Find every line in the records below that holds the word "Back" and copy it.

> **ROWS**

# # #

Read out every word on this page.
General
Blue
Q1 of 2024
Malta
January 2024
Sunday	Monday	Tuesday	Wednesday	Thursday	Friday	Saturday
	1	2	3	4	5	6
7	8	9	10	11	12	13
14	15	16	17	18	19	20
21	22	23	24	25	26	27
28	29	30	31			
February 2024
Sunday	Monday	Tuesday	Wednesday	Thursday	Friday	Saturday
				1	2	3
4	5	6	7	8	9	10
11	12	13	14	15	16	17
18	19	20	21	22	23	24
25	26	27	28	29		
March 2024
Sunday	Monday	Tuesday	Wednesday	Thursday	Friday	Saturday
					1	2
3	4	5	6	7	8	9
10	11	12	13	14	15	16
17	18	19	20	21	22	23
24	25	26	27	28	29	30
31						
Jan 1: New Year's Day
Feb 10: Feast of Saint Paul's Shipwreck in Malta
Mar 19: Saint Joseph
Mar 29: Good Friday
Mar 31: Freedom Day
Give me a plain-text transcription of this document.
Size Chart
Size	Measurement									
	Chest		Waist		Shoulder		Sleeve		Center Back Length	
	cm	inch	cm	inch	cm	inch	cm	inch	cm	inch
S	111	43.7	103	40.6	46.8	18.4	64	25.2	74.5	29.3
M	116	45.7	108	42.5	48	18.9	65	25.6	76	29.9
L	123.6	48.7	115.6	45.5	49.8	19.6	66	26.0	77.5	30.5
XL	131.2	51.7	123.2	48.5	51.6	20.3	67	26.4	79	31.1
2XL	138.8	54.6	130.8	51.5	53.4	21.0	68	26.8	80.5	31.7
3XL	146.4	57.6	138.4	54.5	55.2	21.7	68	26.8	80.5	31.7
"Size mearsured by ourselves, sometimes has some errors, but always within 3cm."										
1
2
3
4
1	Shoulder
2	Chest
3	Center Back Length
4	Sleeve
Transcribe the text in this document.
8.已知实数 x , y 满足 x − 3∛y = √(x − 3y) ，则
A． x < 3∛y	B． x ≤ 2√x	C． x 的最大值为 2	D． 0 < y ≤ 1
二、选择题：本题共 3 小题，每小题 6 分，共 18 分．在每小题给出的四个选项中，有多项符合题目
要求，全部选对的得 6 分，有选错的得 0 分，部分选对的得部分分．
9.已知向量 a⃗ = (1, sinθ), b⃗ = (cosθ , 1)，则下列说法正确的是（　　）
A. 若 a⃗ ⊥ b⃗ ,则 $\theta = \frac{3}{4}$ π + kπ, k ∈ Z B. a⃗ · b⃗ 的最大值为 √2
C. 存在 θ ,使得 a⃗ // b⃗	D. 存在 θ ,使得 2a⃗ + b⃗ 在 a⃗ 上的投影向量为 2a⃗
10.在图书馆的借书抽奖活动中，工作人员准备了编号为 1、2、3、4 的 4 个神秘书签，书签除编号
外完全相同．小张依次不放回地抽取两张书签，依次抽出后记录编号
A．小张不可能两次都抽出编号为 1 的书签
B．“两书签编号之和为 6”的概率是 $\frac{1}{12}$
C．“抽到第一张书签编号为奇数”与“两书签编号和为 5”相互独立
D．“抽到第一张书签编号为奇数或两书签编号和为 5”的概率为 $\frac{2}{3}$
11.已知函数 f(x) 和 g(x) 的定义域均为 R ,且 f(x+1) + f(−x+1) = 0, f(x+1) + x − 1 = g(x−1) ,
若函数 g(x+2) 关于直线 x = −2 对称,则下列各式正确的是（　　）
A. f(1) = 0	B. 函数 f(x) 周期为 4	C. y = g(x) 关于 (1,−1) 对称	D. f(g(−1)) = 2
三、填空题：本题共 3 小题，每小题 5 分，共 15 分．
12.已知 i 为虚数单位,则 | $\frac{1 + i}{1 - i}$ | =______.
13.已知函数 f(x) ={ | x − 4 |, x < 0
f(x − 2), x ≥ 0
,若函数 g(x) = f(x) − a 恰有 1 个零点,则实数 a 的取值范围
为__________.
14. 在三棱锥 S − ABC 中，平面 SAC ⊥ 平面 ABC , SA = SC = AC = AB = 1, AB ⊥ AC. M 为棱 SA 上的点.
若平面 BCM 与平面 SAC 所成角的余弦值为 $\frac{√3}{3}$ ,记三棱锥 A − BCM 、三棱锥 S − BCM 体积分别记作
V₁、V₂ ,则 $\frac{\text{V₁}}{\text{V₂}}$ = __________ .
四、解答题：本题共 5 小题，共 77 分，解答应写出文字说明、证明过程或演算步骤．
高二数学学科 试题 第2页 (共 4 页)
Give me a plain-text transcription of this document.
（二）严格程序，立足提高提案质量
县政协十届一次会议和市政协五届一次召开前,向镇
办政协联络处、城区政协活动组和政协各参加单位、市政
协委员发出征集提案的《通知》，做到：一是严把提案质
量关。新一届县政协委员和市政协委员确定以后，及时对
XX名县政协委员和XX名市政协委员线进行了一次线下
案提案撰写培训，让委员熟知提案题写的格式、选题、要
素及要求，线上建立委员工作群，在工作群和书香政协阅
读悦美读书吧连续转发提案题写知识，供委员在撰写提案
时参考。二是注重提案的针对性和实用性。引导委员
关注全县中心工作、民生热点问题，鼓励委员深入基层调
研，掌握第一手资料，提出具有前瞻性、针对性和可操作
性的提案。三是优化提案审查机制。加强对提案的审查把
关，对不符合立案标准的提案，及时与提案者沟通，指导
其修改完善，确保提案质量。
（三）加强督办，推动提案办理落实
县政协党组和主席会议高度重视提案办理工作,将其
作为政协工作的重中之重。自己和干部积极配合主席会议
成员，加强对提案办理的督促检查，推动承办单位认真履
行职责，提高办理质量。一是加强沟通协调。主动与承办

# # #

> **RESPONSE TO THIS TASK**
	Chest		Waist		Shoulder		Sleeve		Center Back Length	
3	Center Back Length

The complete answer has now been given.